* start STORED RECORDS *
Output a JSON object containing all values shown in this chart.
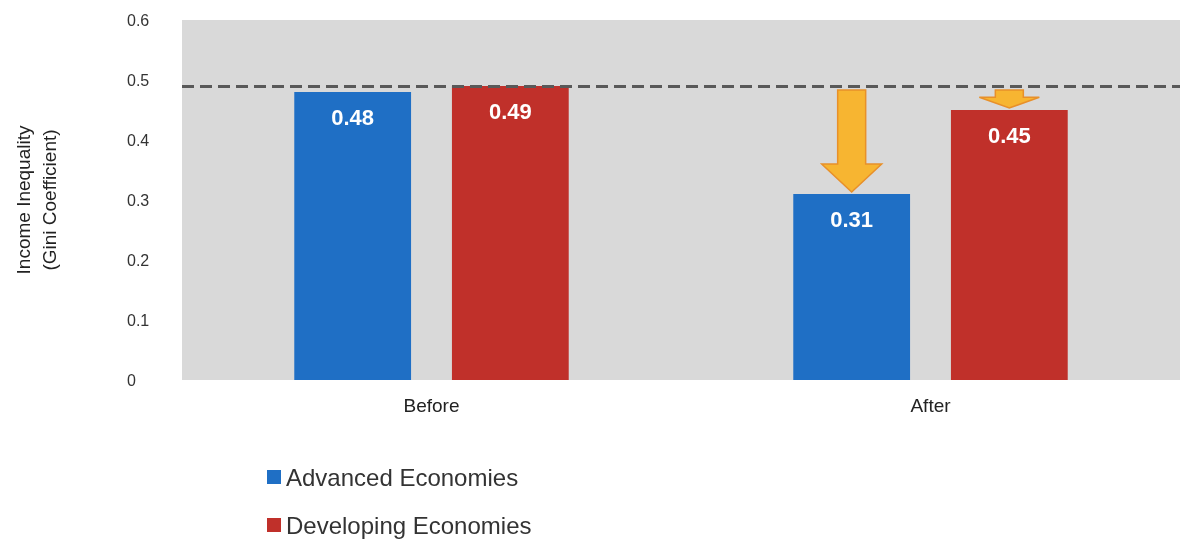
{
  "chart_data": {
    "type": "bar",
    "ylabel": "Income Inequality\n(Gini Coefficient)",
    "categories": [
      "Before",
      "After"
    ],
    "series": [
      {
        "name": "Advanced Economies",
        "color": "#1f6fc5",
        "values": [
          0.48,
          0.31
        ]
      },
      {
        "name": "Developing Economies",
        "color": "#c0302a",
        "values": [
          0.49,
          0.45
        ]
      }
    ],
    "ylim": [
      0,
      0.6
    ],
    "yticks": [
      0,
      0.1,
      0.2,
      0.3,
      0.4,
      0.5,
      0.6
    ],
    "data_labels": true,
    "grid": false,
    "legend": "bottom left",
    "ref_lines": [
      {
        "axis": "y",
        "value": 0.49,
        "color": "#595959",
        "line_style": "dashed"
      }
    ]
  }
}
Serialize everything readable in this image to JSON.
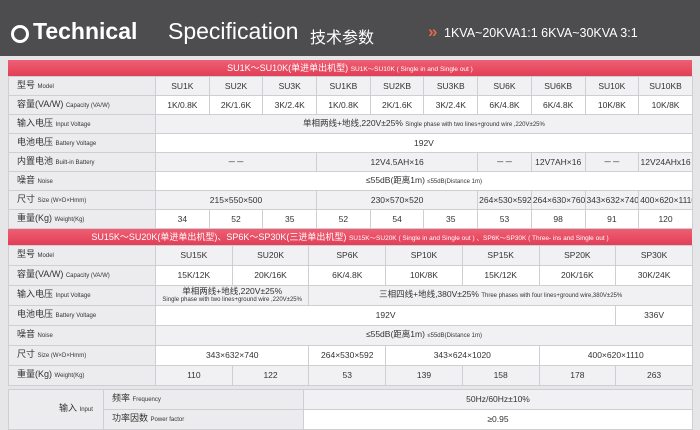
{
  "header": {
    "title_bold": "Technical",
    "title_light": "Specification",
    "title_cn": "技术参数",
    "range": "1KVA~20KVA1:1   6KVA~30KVA 3:1"
  },
  "table1": {
    "caption_cn": "SU1K～SU10K(单进单出机型)",
    "caption_en": "SU1K～SU10K ( Single in and Single out )",
    "rows": [
      {
        "label_cn": "型号",
        "label_en": "Model",
        "cells": [
          "SU1K",
          "SU2K",
          "SU3K",
          "SU1KB",
          "SU2KB",
          "SU3KB",
          "SU6K",
          "SU6KB",
          "SU10K",
          "SU10KB"
        ]
      },
      {
        "label_cn": "容量(VA/W)",
        "label_en": "Capacity (VA/W)",
        "cells": [
          "1K/0.8K",
          "2K/1.6K",
          "3K/2.4K",
          "1K/0.8K",
          "2K/1.6K",
          "3K/2.4K",
          "6K/4.8K",
          "6K/4.8K",
          "10K/8K",
          "10K/8K"
        ]
      },
      {
        "label_cn": "输入电压",
        "label_en": "Input Voltage",
        "cells": [
          {
            "cn": "单相两线+地线,220V±25%",
            "en": "Single phase with two lines+ground wire ,220V±25%"
          }
        ]
      },
      {
        "label_cn": "电池电压",
        "label_en": "Battery Voltage",
        "cells": [
          "192V"
        ]
      },
      {
        "label_cn": "内置电池",
        "label_en": "Built-in Battery",
        "cells": [
          "－－",
          "12V4.5AH×16",
          "－－",
          "12V7AH×16",
          "－－",
          "12V24AHx16"
        ]
      },
      {
        "label_cn": "噪音",
        "label_en": "Noise",
        "cells": [
          {
            "cn": "≤55dB(距离1m)",
            "en": "≤55dB(Distance 1m)"
          }
        ]
      },
      {
        "label_cn": "尺寸",
        "label_en": "Size (W×D×Hmm)",
        "cells": [
          "215×550×500",
          "230×570×520",
          "264×530×592",
          "264×630×760",
          "343×632×740",
          "400×620×1110"
        ]
      },
      {
        "label_cn": "重量(Kg)",
        "label_en": "Weight(Kg)",
        "cells": [
          "34",
          "52",
          "35",
          "52",
          "54",
          "35",
          "53",
          "98",
          "91",
          "120"
        ]
      }
    ]
  },
  "table2": {
    "caption_cn": "SU15K～SU20K(单进单出机型)、SP6K～SP30K(三进单出机型)",
    "caption_en": "SU15K～SU20K ( Single in and Single out ) 、SP6K～SP30K ( Three- ins and Single out )",
    "rows": [
      {
        "label_cn": "型号",
        "label_en": "Model",
        "cells": [
          "SU15K",
          "SU20K",
          "SP6K",
          "SP10K",
          "SP15K",
          "SP20K",
          "SP30K"
        ]
      },
      {
        "label_cn": "容量(VA/W)",
        "label_en": "Capacity (VA/W)",
        "cells": [
          "15K/12K",
          "20K/16K",
          "6K/4.8K",
          "10K/8K",
          "15K/12K",
          "20K/16K",
          "30K/24K"
        ]
      },
      {
        "label_cn": "输入电压",
        "label_en": "Input Voltage",
        "cells": [
          {
            "cn": "单相两线+地线,220V±25%",
            "en": "Single phase with two lines+ground wire ,220V±25%"
          },
          {
            "cn": "三相四线+地线,380V±25%",
            "en": "Three phases with four lines+ground wire,380V±25%"
          }
        ]
      },
      {
        "label_cn": "电池电压",
        "label_en": "Battery Voltage",
        "cells": [
          "192V",
          "336V"
        ]
      },
      {
        "label_cn": "噪音",
        "label_en": "Noise",
        "cells": [
          {
            "cn": "≤55dB(距离1m)",
            "en": "≤55dB(Distance 1m)"
          }
        ]
      },
      {
        "label_cn": "尺寸",
        "label_en": "Size (W×D×Hmm)",
        "cells": [
          "343×632×740",
          "264×530×592",
          "343×624×1020",
          "400×620×1110"
        ]
      },
      {
        "label_cn": "重量(Kg)",
        "label_en": "Weight(Kg)",
        "cells": [
          "110",
          "122",
          "53",
          "139",
          "158",
          "178",
          "263"
        ]
      }
    ]
  },
  "input": {
    "label_cn": "输入",
    "label_en": "Input",
    "rows": [
      {
        "label_cn": "频率",
        "label_en": "Frequency",
        "value": "50Hz/60Hz±10%"
      },
      {
        "label_cn": "功率因数",
        "label_en": "Power factor",
        "value": "≥0.95"
      }
    ]
  }
}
* end STORED RECORDS *
AIM
Without including any picture, repeat the data exactly.

ANSWER BELOW
Output a JSON object containing all values shown in this chart.
{
  "chart_data": {
    "type": "bar",
    "ylabel": "Income Inequality\n(Gini Coefficient)",
    "categories": [
      "Before",
      "After"
    ],
    "series": [
      {
        "name": "Advanced Economies",
        "color": "#1f6fc5",
        "values": [
          0.48,
          0.31
        ]
      },
      {
        "name": "Developing Economies",
        "color": "#c0302a",
        "values": [
          0.49,
          0.45
        ]
      }
    ],
    "ylim": [
      0,
      0.6
    ],
    "yticks": [
      0,
      0.1,
      0.2,
      0.3,
      0.4,
      0.5,
      0.6
    ],
    "data_labels": true,
    "grid": false,
    "legend": "bottom left",
    "ref_lines": [
      {
        "axis": "y",
        "value": 0.49,
        "color": "#595959",
        "line_style": "dashed"
      }
    ]
  }
}
Serialize everything readable in this image to JSON.
{
  "header": {
    "title_bold": "Technical",
    "title_light": "Specification",
    "title_cn": "技术参数",
    "range": "1KVA~20KVA1:1   6KVA~30KVA 3:1"
  },
  "table1": {
    "caption_cn": "SU1K～SU10K(单进单出机型)",
    "caption_en": "SU1K～SU10K ( Single in and Single out )",
    "rows": [
      {
        "label_cn": "型号",
        "label_en": "Model",
        "cells": [
          "SU1K",
          "SU2K",
          "SU3K",
          "SU1KB",
          "SU2KB",
          "SU3KB",
          "SU6K",
          "SU6KB",
          "SU10K",
          "SU10KB"
        ]
      },
      {
        "label_cn": "容量(VA/W)",
        "label_en": "Capacity (VA/W)",
        "cells": [
          "1K/0.8K",
          "2K/1.6K",
          "3K/2.4K",
          "1K/0.8K",
          "2K/1.6K",
          "3K/2.4K",
          "6K/4.8K",
          "6K/4.8K",
          "10K/8K",
          "10K/8K"
        ]
      },
      {
        "label_cn": "输入电压",
        "label_en": "Input Voltage",
        "cells": [
          {
            "cn": "单相两线+地线,220V±25%",
            "en": "Single phase with two lines+ground wire ,220V±25%"
          }
        ]
      },
      {
        "label_cn": "电池电压",
        "label_en": "Battery Voltage",
        "cells": [
          "192V"
        ]
      },
      {
        "label_cn": "内置电池",
        "label_en": "Built-in Battery",
        "cells": [
          "－－",
          "12V4.5AH×16",
          "－－",
          "12V7AH×16",
          "－－",
          "12V24AHx16"
        ]
      },
      {
        "label_cn": "噪音",
        "label_en": "Noise",
        "cells": [
          {
            "cn": "≤55dB(距离1m)",
            "en": "≤55dB(Distance 1m)"
          }
        ]
      },
      {
        "label_cn": "尺寸",
        "label_en": "Size (W×D×Hmm)",
        "cells": [
          "215×550×500",
          "230×570×520",
          "264×530×592",
          "264×630×760",
          "343×632×740",
          "400×620×1110"
        ]
      },
      {
        "label_cn": "重量(Kg)",
        "label_en": "Weight(Kg)",
        "cells": [
          "34",
          "52",
          "35",
          "52",
          "54",
          "35",
          "53",
          "98",
          "91",
          "120"
        ]
      }
    ]
  },
  "table2": {
    "caption_cn": "SU15K～SU20K(单进单出机型)、SP6K～SP30K(三进单出机型)",
    "caption_en": "SU15K～SU20K ( Single in and Single out ) 、SP6K～SP30K ( Three- ins and Single out )",
    "rows": [
      {
        "label_cn": "型号",
        "label_en": "Model",
        "cells": [
          "SU15K",
          "SU20K",
          "SP6K",
          "SP10K",
          "SP15K",
          "SP20K",
          "SP30K"
        ]
      },
      {
        "label_cn": "容量(VA/W)",
        "label_en": "Capacity (VA/W)",
        "cells": [
          "15K/12K",
          "20K/16K",
          "6K/4.8K",
          "10K/8K",
          "15K/12K",
          "20K/16K",
          "30K/24K"
        ]
      },
      {
        "label_cn": "输入电压",
        "label_en": "Input Voltage",
        "cells": [
          {
            "cn": "单相两线+地线,220V±25%",
            "en": "Single phase with two lines+ground wire ,220V±25%"
          },
          {
            "cn": "三相四线+地线,380V±25%",
            "en": "Three phases with four lines+ground wire,380V±25%"
          }
        ]
      },
      {
        "label_cn": "电池电压",
        "label_en": "Battery Voltage",
        "cells": [
          "192V",
          "336V"
        ]
      },
      {
        "label_cn": "噪音",
        "label_en": "Noise",
        "cells": [
          {
            "cn": "≤55dB(距离1m)",
            "en": "≤55dB(Distance 1m)"
          }
        ]
      },
      {
        "label_cn": "尺寸",
        "label_en": "Size (W×D×Hmm)",
        "cells": [
          "343×632×740",
          "264×530×592",
          "343×624×1020",
          "400×620×1110"
        ]
      },
      {
        "label_cn": "重量(Kg)",
        "label_en": "Weight(Kg)",
        "cells": [
          "110",
          "122",
          "53",
          "139",
          "158",
          "178",
          "263"
        ]
      }
    ]
  },
  "input": {
    "label_cn": "输入",
    "label_en": "Input",
    "rows": [
      {
        "label_cn": "频率",
        "label_en": "Frequency",
        "value": "50Hz/60Hz±10%"
      },
      {
        "label_cn": "功率因数",
        "label_en": "Power factor",
        "value": "≥0.95"
      }
    ]
  }
}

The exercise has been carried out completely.